» What is expected
List, from the lines below, each one with "gaimes" in it.

Records from a collection
____
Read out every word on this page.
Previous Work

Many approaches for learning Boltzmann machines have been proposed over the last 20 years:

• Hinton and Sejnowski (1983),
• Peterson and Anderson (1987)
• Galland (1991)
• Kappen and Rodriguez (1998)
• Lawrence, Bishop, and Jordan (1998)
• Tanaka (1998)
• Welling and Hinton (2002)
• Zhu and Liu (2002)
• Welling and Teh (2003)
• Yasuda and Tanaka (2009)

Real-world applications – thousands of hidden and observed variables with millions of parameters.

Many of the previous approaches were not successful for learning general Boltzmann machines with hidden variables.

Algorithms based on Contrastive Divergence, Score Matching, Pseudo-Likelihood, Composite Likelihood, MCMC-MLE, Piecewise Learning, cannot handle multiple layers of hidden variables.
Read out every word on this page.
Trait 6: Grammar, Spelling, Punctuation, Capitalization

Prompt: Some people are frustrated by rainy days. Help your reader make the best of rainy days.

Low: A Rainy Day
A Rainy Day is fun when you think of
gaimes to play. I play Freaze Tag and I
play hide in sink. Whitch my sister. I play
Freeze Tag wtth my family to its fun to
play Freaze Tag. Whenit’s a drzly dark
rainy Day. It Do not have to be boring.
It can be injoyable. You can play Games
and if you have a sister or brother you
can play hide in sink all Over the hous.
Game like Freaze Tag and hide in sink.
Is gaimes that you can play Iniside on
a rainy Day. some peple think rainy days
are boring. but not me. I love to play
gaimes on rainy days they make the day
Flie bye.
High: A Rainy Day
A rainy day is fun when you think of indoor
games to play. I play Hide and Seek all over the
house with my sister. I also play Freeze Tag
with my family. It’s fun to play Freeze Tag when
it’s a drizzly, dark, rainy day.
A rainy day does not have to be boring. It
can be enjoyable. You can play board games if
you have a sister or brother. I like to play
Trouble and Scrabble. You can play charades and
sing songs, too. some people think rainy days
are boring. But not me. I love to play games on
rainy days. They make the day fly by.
____
» Written response
gaimes to play. I play Freaze Tag and I
Is gaimes that you can play Iniside on
gaimes on rainy days they make the day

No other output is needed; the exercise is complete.